##### Information provided #####
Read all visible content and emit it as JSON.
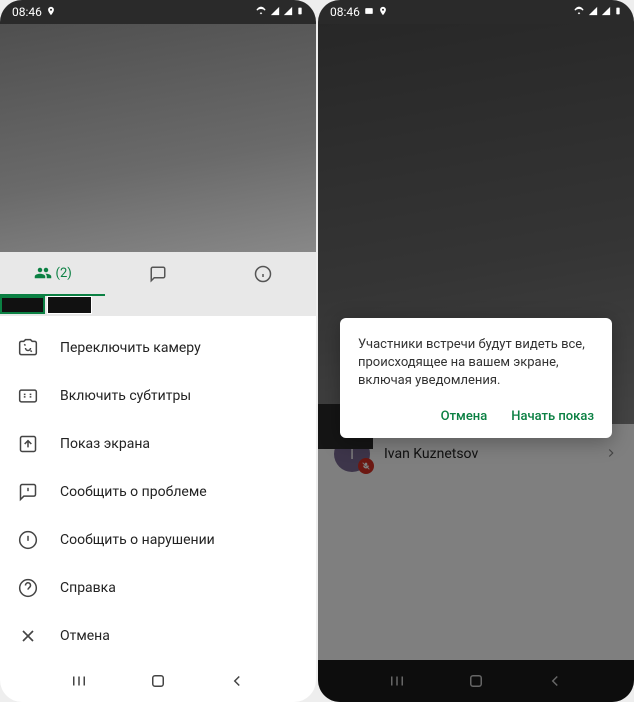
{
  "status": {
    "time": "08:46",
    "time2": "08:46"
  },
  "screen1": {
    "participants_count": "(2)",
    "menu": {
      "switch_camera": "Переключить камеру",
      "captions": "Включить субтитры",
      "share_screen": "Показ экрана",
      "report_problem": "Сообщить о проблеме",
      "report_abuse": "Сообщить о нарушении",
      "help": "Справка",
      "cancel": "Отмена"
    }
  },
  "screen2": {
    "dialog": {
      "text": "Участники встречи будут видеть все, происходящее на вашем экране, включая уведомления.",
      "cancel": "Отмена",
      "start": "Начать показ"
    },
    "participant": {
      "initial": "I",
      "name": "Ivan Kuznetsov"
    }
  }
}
#####
-- Set problem --
Give the number of lines in the entries that hold the word "Сообщить", and nothing else.

-- Answer to the task --
2